[What you have to do]
Report only the number of lines in the records that contain the word "Methode".

============

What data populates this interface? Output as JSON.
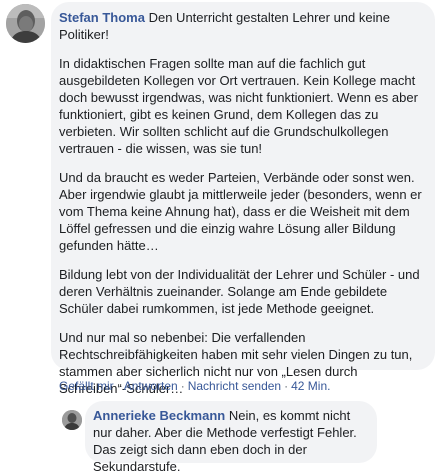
{
  "comment": {
    "author": "Stefan Thoma",
    "first_line": "Den Unterricht gestalten Lehrer und keine Politiker!",
    "paragraphs": [
      "In didaktischen Fragen sollte man auf die fachlich gut ausgebildeten Kollegen vor Ort vertrauen. Kein Kollege macht doch bewusst irgendwas, was nicht funktioniert. Wenn es aber funktioniert, gibt es keinen Grund, dem Kollegen das zu verbieten. Wir sollten schlicht auf die Grundschulkollegen vertrauen - die wissen, was sie tun!",
      "Und da braucht es weder Parteien, Verbände oder sonst wen. Aber irgendwie glaubt ja mittlerweile jeder (besonders, wenn er vom Thema keine Ahnung hat), dass er die Weisheit mit dem Löffel gefressen und die einzig wahre Lösung aller Bildung gefunden hätte…",
      "Bildung lebt von der Individualität der Lehrer und Schüler - und deren Verhältnis zueinander. Solange am Ende gebildete Schüler dabei rumkommen, ist jede Methode geeignet.",
      "Und nur mal so nebenbei: Die verfallenden Rechtschreibfähigkeiten haben mit sehr vielen Dingen zu tun, stammen aber sicherlich nicht nur von „Lesen durch Schreiben“-Schüler…"
    ],
    "actions": {
      "like": "Gefällt mir",
      "reply": "Antworten",
      "message": "Nachricht senden",
      "time": "42 Min."
    },
    "separator": "·"
  },
  "reply": {
    "author": "Annerieke Beckmann",
    "text": "Nein, es kommt nicht nur daher. Aber die Methode verfestigt Fehler. Das zeigt sich dann eben doch in der Sekundarstufe."
  }
}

============

[Result below]
2